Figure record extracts
+ + +

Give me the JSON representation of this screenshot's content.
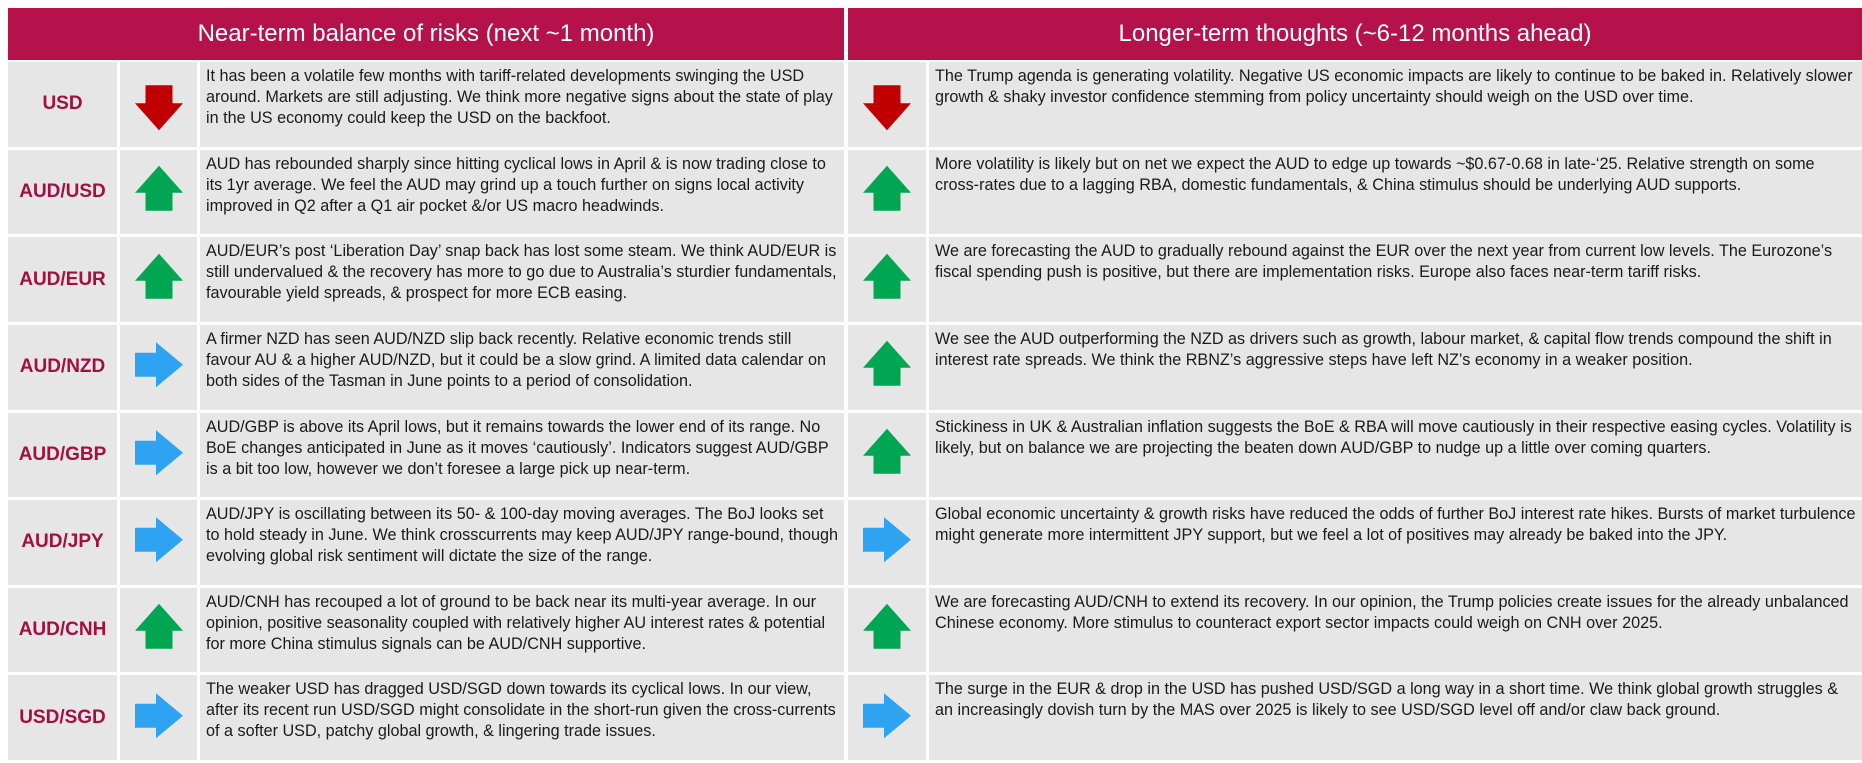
{
  "header": {
    "near": "Near-term balance of risks (next ~1 month)",
    "long": "Longer-term thoughts (~6-12 months ahead)"
  },
  "rows": [
    {
      "currency": "USD",
      "near": "It has been a volatile few months with tariff-related developments swinging the USD around. Markets are still adjusting. We think more negative signs about the state of play in the US economy could keep the USD on the backfoot.",
      "long": "The Trump agenda is generating volatility. Negative US economic impacts are likely to continue to be baked in. Relatively slower growth & shaky investor confidence stemming from policy uncertainty should weigh on the USD over time."
    },
    {
      "currency": "AUD/USD",
      "near": "AUD has rebounded sharply since hitting cyclical lows in April & is now trading close to its 1yr average. We feel the AUD may grind up a touch further on signs local activity improved in Q2 after a Q1 air pocket &/or US macro headwinds.",
      "long": "More volatility is likely but on net we expect the AUD to edge up towards ~$0.67-0.68 in late-‘25. Relative strength on some cross-rates due to a lagging RBA, domestic fundamentals, & China stimulus should be underlying AUD supports."
    },
    {
      "currency": "AUD/EUR",
      "near": "AUD/EUR’s post ‘Liberation Day’ snap back has lost some steam. We think AUD/EUR is still undervalued & the recovery has more to go due to Australia’s sturdier fundamentals, favourable yield spreads, & prospect for more ECB easing.",
      "long": "We are forecasting the AUD to gradually rebound against the EUR over the next year from current low levels. The Eurozone’s fiscal spending push is positive, but there are implementation risks. Europe also faces near-term tariff risks."
    },
    {
      "currency": "AUD/NZD",
      "near": "A firmer NZD has seen AUD/NZD slip back recently. Relative economic trends still favour AU & a higher AUD/NZD, but it could be a slow grind. A limited data calendar on both sides of the Tasman in June points to a period of consolidation.",
      "long": "We see the AUD outperforming the NZD as drivers such as growth, labour market, & capital flow trends compound the shift in interest rate spreads. We think the RBNZ’s aggressive steps have left NZ’s economy in a weaker position."
    },
    {
      "currency": "AUD/GBP",
      "near": "AUD/GBP is above its April lows, but it remains towards the lower end of its range. No BoE changes anticipated in June as it moves ‘cautiously’. Indicators suggest AUD/GBP is a bit too low, however we don’t foresee a large pick up near-term.",
      "long": "Stickiness in UK & Australian inflation suggests the BoE & RBA will move cautiously in their respective easing cycles. Volatility is likely, but on balance we are projecting the beaten down AUD/GBP to nudge up a little over coming quarters."
    },
    {
      "currency": "AUD/JPY",
      "near": "AUD/JPY is oscillating between its 50- & 100-day moving averages. The BoJ looks set to hold steady in June. We think crosscurrents may keep AUD/JPY range-bound, though evolving global risk sentiment will dictate the size of the range.",
      "long": "Global economic uncertainty & growth risks have reduced the odds of further BoJ interest rate hikes. Bursts of market turbulence might generate more intermittent JPY support, but we feel a lot of positives may already be baked into the JPY."
    },
    {
      "currency": "AUD/CNH",
      "near": "AUD/CNH has recouped a lot of ground to be back near its multi-year average. In our opinion, positive seasonality coupled with relatively higher AU interest rates & potential for more China stimulus signals can be AUD/CNH supportive.",
      "long": "We are forecasting AUD/CNH to extend its recovery. In our opinion, the Trump policies create issues for the already unbalanced Chinese economy. More stimulus to counteract export sector impacts could weigh on CNH over 2025."
    },
    {
      "currency": "USD/SGD",
      "near": "The weaker USD has dragged USD/SGD down towards its cyclical lows. In our view, after its recent run USD/SGD might consolidate in the short-run given the cross-currents of a softer USD, patchy global growth, & lingering trade issues.",
      "long": "The surge in the EUR & drop in the USD has pushed USD/SGD a long way in a short time. We think global growth struggles & an increasingly dovish turn by the MAS over 2025 is likely to see USD/SGD level off and/or claw back ground."
    }
  ]
}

+ + +

Directive:
Identify and copy the lines holding the word "months".

Answer in full:
    "long": "Longer-term thoughts (~6-12 months ahead)"
      "near": "It has been a volatile few months with tariff-related developments swinging the USD around. Markets are still adjusting. We think more negative signs about the state of play in the US economy could keep the USD on the backfoot.",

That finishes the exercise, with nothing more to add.